[Problem details] Where a line of the listing below includes the word "специализированного", reproduce that line.
····················
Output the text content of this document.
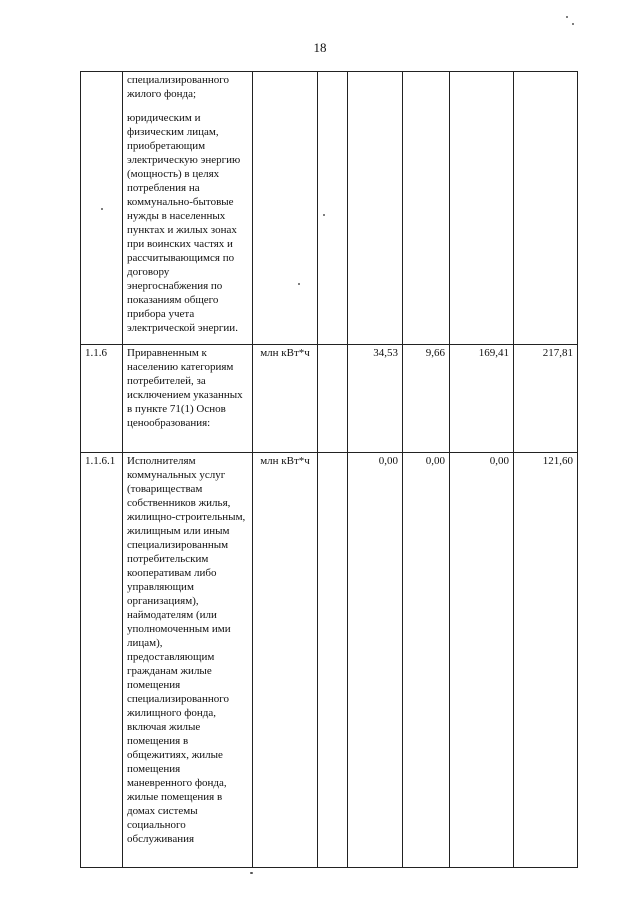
18

	специализированного жилого фонда;

юридическим и физическим лицам, приобретающим электрическую энергию (мощность) в целях потребления на коммунально-бытовые нужды в населенных пунктах и жилых зонах при воинских частях и рассчитывающимся по договору энергоснабжения по показаниям общего прибора учета электрической энергии.						

1.1.6	Приравненным к населению категориям потребителей, за исключением указанных в пункте 71(1) Основ ценообразования:	млн кВт*ч		34,53	9,66	169,41	217,81
1.1.6.1	Исполнителям коммунальных услуг (товариществам собственников жилья, жилищно-строительным, жилищным или иным специализированным потребительским кооперативам либо управляющим организациям), наймодателям (или уполномоченным ими лицам), предоставляющим гражданам жилые помещения специализированного жилищного фонда, включая жилые помещения в общежитиях, жилые помещения маневренного фонда, жилые помещения в домах системы социального обслуживания	млн кВт*ч		0,00	0,00	0,00	121,60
····················
[Finished exercise]
	специализированного жилого фонда;
1.1.6.1	Исполнителям коммунальных услуг (товариществам собственников жилья, жилищно-строительным, жилищным или иным специализированным потребительским кооперативам либо управляющим организациям), наймодателям (или уполномоченным ими лицам), предоставляющим гражданам жилые помещения специализированного жилищного фонда, включая жилые помещения в общежитиях, жилые помещения маневренного фонда, жилые помещения в домах системы социального обслуживания	млн кВт*ч		0,00	0,00	0,00	121,60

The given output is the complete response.